◆ **Directive**:
From the entries below, tally how many lines contain "text" and report only that figure.

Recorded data
— BEGIN —
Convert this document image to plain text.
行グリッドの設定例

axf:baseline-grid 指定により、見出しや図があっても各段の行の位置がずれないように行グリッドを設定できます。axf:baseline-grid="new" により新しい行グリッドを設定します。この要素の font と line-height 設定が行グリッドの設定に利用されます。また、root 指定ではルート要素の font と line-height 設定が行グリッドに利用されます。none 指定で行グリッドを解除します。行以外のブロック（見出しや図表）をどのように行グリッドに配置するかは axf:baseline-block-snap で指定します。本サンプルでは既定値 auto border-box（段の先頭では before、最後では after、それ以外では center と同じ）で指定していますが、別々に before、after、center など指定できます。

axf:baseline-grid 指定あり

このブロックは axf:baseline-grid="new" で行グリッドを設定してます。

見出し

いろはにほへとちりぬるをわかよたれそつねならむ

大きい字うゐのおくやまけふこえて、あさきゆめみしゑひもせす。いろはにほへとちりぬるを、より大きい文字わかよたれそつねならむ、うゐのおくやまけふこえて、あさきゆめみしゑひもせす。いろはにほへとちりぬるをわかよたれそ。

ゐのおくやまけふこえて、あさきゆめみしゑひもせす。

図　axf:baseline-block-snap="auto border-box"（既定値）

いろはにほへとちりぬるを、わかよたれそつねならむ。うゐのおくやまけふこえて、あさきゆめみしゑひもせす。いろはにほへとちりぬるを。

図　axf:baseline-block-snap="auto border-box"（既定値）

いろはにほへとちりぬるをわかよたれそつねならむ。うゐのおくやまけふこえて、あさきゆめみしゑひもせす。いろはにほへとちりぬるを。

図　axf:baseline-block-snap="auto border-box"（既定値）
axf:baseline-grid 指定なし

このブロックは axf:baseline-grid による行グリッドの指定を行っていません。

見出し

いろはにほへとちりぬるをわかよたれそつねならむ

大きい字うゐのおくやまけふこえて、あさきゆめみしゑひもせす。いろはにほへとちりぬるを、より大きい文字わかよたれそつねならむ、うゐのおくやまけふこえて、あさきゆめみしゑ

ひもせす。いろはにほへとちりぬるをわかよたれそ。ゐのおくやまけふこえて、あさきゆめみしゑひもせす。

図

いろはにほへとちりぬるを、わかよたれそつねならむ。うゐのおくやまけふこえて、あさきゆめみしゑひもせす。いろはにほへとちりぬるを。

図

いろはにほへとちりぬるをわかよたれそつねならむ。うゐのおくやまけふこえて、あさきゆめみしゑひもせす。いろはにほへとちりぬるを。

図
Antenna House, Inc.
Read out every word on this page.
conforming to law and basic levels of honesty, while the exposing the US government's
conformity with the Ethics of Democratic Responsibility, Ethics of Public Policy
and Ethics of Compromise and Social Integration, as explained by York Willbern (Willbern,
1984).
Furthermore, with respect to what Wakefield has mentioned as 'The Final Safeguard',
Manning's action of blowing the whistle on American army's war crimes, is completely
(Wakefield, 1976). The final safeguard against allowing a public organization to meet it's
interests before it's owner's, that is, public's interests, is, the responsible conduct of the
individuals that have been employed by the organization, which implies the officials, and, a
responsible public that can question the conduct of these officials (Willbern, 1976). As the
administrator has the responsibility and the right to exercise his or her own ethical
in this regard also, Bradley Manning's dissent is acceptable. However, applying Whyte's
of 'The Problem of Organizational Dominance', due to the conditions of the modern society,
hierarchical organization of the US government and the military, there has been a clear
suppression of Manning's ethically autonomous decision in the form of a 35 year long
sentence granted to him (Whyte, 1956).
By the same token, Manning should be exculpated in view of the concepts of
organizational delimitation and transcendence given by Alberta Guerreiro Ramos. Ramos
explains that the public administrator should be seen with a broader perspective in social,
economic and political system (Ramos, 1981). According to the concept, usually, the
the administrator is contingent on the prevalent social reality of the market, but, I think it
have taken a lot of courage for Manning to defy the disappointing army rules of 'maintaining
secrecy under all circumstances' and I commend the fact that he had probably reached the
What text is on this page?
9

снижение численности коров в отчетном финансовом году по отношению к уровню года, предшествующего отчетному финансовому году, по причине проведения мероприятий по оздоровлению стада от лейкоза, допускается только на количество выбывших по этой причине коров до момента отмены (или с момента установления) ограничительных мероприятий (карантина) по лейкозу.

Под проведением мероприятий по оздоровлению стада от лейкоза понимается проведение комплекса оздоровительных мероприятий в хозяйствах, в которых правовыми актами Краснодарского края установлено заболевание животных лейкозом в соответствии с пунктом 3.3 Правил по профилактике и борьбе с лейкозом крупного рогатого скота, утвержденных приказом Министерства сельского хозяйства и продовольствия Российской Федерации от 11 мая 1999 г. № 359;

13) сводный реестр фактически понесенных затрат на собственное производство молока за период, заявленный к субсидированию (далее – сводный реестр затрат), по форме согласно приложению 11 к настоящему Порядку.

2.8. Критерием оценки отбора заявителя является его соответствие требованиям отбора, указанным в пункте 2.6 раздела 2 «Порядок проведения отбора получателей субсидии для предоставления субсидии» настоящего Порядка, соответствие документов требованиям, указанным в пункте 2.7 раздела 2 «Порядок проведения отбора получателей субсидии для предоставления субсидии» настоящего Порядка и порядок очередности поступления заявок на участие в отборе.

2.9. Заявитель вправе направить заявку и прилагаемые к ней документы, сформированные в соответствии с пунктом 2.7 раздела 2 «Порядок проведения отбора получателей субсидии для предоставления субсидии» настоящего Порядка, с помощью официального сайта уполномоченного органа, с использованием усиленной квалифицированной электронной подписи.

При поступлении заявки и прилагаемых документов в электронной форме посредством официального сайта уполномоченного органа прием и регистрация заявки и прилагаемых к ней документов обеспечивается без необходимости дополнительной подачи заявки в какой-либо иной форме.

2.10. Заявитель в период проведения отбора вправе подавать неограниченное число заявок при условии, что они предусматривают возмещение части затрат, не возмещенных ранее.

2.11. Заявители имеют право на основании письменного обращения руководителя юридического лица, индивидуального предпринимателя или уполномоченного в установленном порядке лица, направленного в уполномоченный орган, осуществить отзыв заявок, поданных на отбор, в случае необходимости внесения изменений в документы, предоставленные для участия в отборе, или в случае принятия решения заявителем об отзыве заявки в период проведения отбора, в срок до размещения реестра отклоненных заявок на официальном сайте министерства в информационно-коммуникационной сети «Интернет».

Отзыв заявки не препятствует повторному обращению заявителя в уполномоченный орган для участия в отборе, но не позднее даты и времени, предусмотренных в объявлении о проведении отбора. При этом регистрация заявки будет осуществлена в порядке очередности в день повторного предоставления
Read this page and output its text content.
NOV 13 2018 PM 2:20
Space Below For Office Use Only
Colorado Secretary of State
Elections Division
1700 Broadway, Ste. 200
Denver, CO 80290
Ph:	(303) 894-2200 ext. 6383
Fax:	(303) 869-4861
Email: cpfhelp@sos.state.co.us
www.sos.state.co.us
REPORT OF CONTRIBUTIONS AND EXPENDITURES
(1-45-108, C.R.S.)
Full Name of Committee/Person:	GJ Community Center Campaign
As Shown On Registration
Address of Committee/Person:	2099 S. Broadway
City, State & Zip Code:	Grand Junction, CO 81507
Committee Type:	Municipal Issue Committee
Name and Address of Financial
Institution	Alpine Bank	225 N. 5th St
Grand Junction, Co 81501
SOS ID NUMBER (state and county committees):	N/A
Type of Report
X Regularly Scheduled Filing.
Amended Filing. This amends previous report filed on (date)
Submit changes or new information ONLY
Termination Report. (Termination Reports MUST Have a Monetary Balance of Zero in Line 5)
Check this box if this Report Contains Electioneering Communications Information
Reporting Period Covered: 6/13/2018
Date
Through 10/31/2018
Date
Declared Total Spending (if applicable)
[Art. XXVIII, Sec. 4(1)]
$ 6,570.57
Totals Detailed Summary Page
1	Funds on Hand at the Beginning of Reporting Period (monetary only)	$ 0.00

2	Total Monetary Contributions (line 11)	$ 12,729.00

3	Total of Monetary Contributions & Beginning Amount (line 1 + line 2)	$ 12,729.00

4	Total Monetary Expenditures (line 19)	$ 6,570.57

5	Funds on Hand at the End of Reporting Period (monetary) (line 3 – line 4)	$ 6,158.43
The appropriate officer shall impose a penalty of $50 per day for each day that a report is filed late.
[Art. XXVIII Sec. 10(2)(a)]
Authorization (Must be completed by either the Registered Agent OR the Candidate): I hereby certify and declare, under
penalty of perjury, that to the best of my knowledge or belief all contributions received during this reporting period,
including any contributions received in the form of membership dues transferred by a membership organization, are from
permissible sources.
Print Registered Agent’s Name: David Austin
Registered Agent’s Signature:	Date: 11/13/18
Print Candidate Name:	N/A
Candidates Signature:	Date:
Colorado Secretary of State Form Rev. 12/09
— END —
◆ **Task response**:
3